▶ **Information shown**:
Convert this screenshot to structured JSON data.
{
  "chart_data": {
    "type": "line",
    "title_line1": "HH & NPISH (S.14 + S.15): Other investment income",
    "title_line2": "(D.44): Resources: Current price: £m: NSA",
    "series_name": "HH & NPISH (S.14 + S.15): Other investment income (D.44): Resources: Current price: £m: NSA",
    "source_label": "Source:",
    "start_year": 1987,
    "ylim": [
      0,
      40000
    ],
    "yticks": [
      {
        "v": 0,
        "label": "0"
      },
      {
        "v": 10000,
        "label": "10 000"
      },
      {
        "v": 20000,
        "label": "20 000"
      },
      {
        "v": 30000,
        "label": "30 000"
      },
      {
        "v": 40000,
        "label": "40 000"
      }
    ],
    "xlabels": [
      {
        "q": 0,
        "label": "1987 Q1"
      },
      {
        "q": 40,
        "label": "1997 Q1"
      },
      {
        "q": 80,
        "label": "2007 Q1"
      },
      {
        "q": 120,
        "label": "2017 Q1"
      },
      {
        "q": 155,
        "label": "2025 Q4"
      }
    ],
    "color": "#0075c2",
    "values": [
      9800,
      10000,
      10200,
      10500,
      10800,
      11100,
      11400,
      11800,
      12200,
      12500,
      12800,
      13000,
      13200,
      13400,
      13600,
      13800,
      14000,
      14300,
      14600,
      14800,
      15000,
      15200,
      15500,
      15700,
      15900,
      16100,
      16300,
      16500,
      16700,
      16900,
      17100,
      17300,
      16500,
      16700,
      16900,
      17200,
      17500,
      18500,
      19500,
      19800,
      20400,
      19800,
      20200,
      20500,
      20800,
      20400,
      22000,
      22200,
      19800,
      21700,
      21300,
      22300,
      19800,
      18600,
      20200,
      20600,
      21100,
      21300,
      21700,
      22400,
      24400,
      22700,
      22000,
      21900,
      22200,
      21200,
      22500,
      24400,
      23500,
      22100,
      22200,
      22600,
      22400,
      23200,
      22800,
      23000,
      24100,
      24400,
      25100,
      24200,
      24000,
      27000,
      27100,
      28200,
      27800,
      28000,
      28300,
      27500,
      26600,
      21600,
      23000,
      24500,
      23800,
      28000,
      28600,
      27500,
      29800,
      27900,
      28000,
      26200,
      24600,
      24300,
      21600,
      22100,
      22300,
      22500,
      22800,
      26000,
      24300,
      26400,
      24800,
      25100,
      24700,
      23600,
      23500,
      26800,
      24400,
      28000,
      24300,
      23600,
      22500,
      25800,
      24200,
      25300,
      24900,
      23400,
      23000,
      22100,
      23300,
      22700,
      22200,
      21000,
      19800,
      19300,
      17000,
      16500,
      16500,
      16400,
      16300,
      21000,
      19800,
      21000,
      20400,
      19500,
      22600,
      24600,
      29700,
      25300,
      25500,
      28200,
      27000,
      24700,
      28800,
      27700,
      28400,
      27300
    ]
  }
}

▶ **What you should do**:
Using the material above, print every entry exactly as written.

▶ **Exercise answer**:
Convert this screenshot to structured JSON data.
{
  "chart_data": {
    "type": "line",
    "title_line1": "HH & NPISH (S.14 + S.15): Other investment income",
    "title_line2": "(D.44): Resources: Current price: £m: NSA",
    "series_name": "HH & NPISH (S.14 + S.15): Other investment income (D.44): Resources: Current price: £m: NSA",
    "source_label": "Source:",
    "start_year": 1987,
    "ylim": [
      0,
      40000
    ],
    "yticks": [
      {
        "v": 0,
        "label": "0"
      },
      {
        "v": 10000,
        "label": "10 000"
      },
      {
        "v": 20000,
        "label": "20 000"
      },
      {
        "v": 30000,
        "label": "30 000"
      },
      {
        "v": 40000,
        "label": "40 000"
      }
    ],
    "xlabels": [
      {
        "q": 0,
        "label": "1987 Q1"
      },
      {
        "q": 40,
        "label": "1997 Q1"
      },
      {
        "q": 80,
        "label": "2007 Q1"
      },
      {
        "q": 120,
        "label": "2017 Q1"
      },
      {
        "q": 155,
        "label": "2025 Q4"
      }
    ],
    "color": "#0075c2",
    "values": [
      9800,
      10000,
      10200,
      10500,
      10800,
      11100,
      11400,
      11800,
      12200,
      12500,
      12800,
      13000,
      13200,
      13400,
      13600,
      13800,
      14000,
      14300,
      14600,
      14800,
      15000,
      15200,
      15500,
      15700,
      15900,
      16100,
      16300,
      16500,
      16700,
      16900,
      17100,
      17300,
      16500,
      16700,
      16900,
      17200,
      17500,
      18500,
      19500,
      19800,
      20400,
      19800,
      20200,
      20500,
      20800,
      20400,
      22000,
      22200,
      19800,
      21700,
      21300,
      22300,
      19800,
      18600,
      20200,
      20600,
      21100,
      21300,
      21700,
      22400,
      24400,
      22700,
      22000,
      21900,
      22200,
      21200,
      22500,
      24400,
      23500,
      22100,
      22200,
      22600,
      22400,
      23200,
      22800,
      23000,
      24100,
      24400,
      25100,
      24200,
      24000,
      27000,
      27100,
      28200,
      27800,
      28000,
      28300,
      27500,
      26600,
      21600,
      23000,
      24500,
      23800,
      28000,
      28600,
      27500,
      29800,
      27900,
      28000,
      26200,
      24600,
      24300,
      21600,
      22100,
      22300,
      22500,
      22800,
      26000,
      24300,
      26400,
      24800,
      25100,
      24700,
      23600,
      23500,
      26800,
      24400,
      28000,
      24300,
      23600,
      22500,
      25800,
      24200,
      25300,
      24900,
      23400,
      23000,
      22100,
      23300,
      22700,
      22200,
      21000,
      19800,
      19300,
      17000,
      16500,
      16500,
      16400,
      16300,
      21000,
      19800,
      21000,
      20400,
      19500,
      22600,
      24600,
      29700,
      25300,
      25500,
      28200,
      27000,
      24700,
      28800,
      27700,
      28400,
      27300
    ]
  }
}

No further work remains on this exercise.